═══ PASSAGE ═══
If they didn’t, they wouldn’t be qualifying. The words are in there for a purpose. That purpose needs to be understood, and, if dismissed or overruled, done so on a *substantive * basis. This is the Constitution we’re referring to, a declaration of our basic principles and procedures of government, not a contract whose terms can be parsed away and dismissed if inconvenient.

Then you learned wrong. Minus the dependent clause, the remainder is still grammatical and can be interpreted as having meaning, but that is not the same meaning as if the full sentence is read in its entirety. Dependent clauses exist for a purpose, and I’m quite sure you use them yourself thinking that you’re doing it for a meaning and not “extra fluff”. Dependent clauses add meaning in the same way that adjectives do - are they all “fluff” as well?

My W.A.G. is that the Supreme Court will find a way to sidestep the whole question of whether or not gun possession is a personal, uninfringable right. Possibly by ruling (1). that the Second Amendment was not “incorporated” by later amendments, and therefore refers only to action by the Federal government; and (2). that D.C. is not a state and therefore this is a special case that will not set precedent on the rest of the US.

DC being federal territory means the entire Constitution appllies to it without resorting to “incorporation” arguments at all.

Taking this particular case means Roberts, Alito, and Scalia can sidestep the *states’-rights * question. Their apparent purpose is to establish the personal-right interpretation, not sidestep it, and to do so without distraction by side issues - that’s the beauty of this case, its reason for being.
═══ DATA SUPPLIED ═══
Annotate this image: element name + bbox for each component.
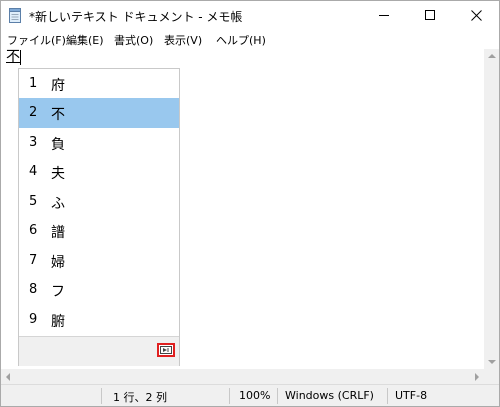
candidate-text: 負 xyxy=(51,137,65,153)
status-bar: 1 行、2 列 100% Windows (CRLF) UTF-8 xyxy=(1,384,499,406)
maximize-button[interactable] xyxy=(407,1,453,30)
status-separator xyxy=(229,388,230,404)
ime-footer xyxy=(19,336,179,366)
candidate-number: 2 xyxy=(29,105,38,120)
expand-candidates-button[interactable] xyxy=(157,343,175,357)
candidate-text: 婦 xyxy=(51,255,65,271)
candidate-number: 7 xyxy=(29,253,38,268)
menu-file[interactable]: ファイル(F) xyxy=(7,32,66,48)
candidate-item-6[interactable]: 6 譜 xyxy=(19,216,179,246)
vertical-scrollbar[interactable] xyxy=(484,49,499,369)
candidate-item-2-selected[interactable]: 2 不 xyxy=(19,98,179,128)
menu-view[interactable]: 表示(V) xyxy=(164,32,202,48)
candidate-text: 夫 xyxy=(51,166,65,182)
candidate-number: 3 xyxy=(29,135,38,150)
candidate-item-5[interactable]: 5 ふ xyxy=(19,187,179,217)
scroll-down-icon[interactable] xyxy=(488,360,496,364)
scroll-right-icon[interactable] xyxy=(475,373,479,381)
status-separator xyxy=(101,388,102,404)
candidate-text: フ xyxy=(51,284,65,300)
candidate-text: 府 xyxy=(51,78,65,94)
composing-text: 不 xyxy=(6,49,20,65)
close-icon xyxy=(471,10,482,21)
expand-candidates-icon xyxy=(160,346,172,354)
scroll-left-icon[interactable] xyxy=(6,373,10,381)
status-cursor-position: 1 行、2 列 xyxy=(113,391,167,404)
candidate-number: 6 xyxy=(29,223,38,238)
status-encoding: UTF-8 xyxy=(395,389,428,402)
text-caret xyxy=(20,50,21,65)
menu-bar: ファイル(F) 編集(E) 書式(O) 表示(V) ヘルプ(H) xyxy=(1,30,499,49)
window-title: *新しいテキスト ドキュメント - メモ帳 xyxy=(29,10,243,24)
close-button[interactable] xyxy=(453,1,499,30)
candidate-number: 8 xyxy=(29,282,38,297)
scrollbar-corner xyxy=(484,369,499,384)
candidate-item-7[interactable]: 7 婦 xyxy=(19,246,179,276)
notepad-app-icon[interactable] xyxy=(9,8,22,23)
status-separator xyxy=(387,388,388,404)
horizontal-scrollbar[interactable] xyxy=(1,369,484,384)
candidate-item-1[interactable]: 1 府 xyxy=(19,69,179,99)
candidate-text: 腑 xyxy=(51,314,65,330)
scroll-up-icon[interactable] xyxy=(488,54,496,58)
menu-help[interactable]: ヘルプ(H) xyxy=(216,32,266,48)
menu-edit[interactable]: 編集(E) xyxy=(66,32,104,48)
candidate-number: 9 xyxy=(29,312,38,327)
ime-candidate-window: 1 府 2 不 3 負 4 夫 5 ふ 6 譜 7 婦 8 フ 9 腑 xyxy=(18,68,180,366)
minimize-button[interactable] xyxy=(361,1,407,30)
status-zoom: 100% xyxy=(239,389,271,402)
candidate-item-3[interactable]: 3 負 xyxy=(19,128,179,158)
status-separator xyxy=(277,388,278,404)
title-bar[interactable]: *新しいテキスト ドキュメント - メモ帳 xyxy=(1,1,499,30)
candidate-number: 5 xyxy=(29,194,38,209)
candidate-item-4[interactable]: 4 夫 xyxy=(19,157,179,187)
candidate-text: ふ xyxy=(51,196,65,212)
status-line-ending: Windows (CRLF) xyxy=(285,389,374,402)
candidate-number: 1 xyxy=(29,76,38,91)
candidate-item-9[interactable]: 9 腑 xyxy=(19,305,179,335)
candidate-text: 不 xyxy=(51,107,65,123)
candidate-number: 4 xyxy=(29,164,38,179)
candidate-item-8[interactable]: 8 フ xyxy=(19,275,179,305)
candidate-text: 譜 xyxy=(51,225,65,241)
menu-format[interactable]: 書式(O) xyxy=(114,32,153,48)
═══
→ **DIRECTION 1**: Write out the Second Amendment discussion between "Taking this particular" and "reason for being.", inclusive.
→ **DIRECTION 2**: Repeat verbatim the lines in the records between the line holding "candidate-text: 負 xyxy=(51,137,65,153)" and the line holding "candidate-text: 婦 xyxy=(51,255,65,271)", inclusive, and nothing else.

→ **CORRECT RESULT 1**:
Taking this particular case means Roberts, Alito, and Scalia can sidestep the *states’-rights * question. Their apparent purpose is to establish the personal-right interpretation, not sidestep it, and to do so without distraction by side issues - that’s the beauty of this case, its reason for being.

→ **CORRECT RESULT 2**:
candidate-text: 負 xyxy=(51,137,65,153)
status-bar: 1 行、2 列 100% Windows (CRLF) UTF-8 xyxy=(1,384,499,406)
maximize-button[interactable] xyxy=(407,1,453,30)
status-separator xyxy=(229,388,230,404)
ime-footer xyxy=(19,336,179,366)
candidate-number: 2 xyxy=(29,105,38,120)
expand-candidates-button[interactable] xyxy=(157,343,175,357)
candidate-text: 婦 xyxy=(51,255,65,271)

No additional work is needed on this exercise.